### TASK DESCRIPTION
Report how many lines in the records below contain the word "Clamped". Give only the number.
══ DATA FOR THE TASK ══
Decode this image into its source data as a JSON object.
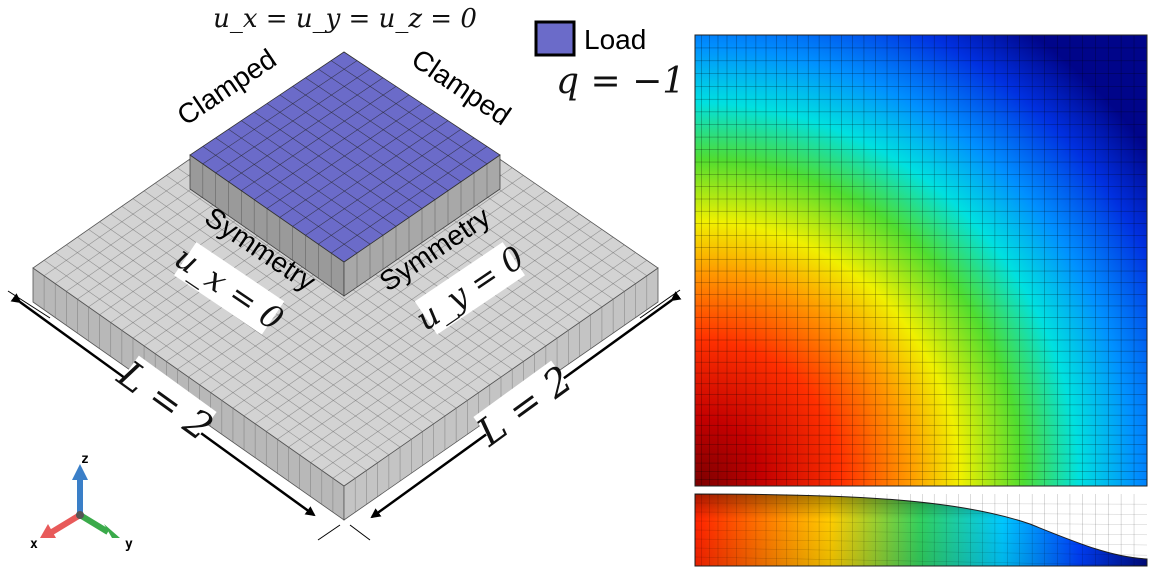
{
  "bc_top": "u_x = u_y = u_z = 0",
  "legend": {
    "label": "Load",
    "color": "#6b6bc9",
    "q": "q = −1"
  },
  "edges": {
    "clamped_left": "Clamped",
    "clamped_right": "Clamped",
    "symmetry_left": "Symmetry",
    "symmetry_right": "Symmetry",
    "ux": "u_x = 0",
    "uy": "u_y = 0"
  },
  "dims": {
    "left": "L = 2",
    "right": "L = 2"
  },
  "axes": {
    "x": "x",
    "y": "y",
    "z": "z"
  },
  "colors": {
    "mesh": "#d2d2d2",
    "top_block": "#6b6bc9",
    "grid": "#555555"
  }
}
═══
### OUTPUT OF THE EXERCISE
2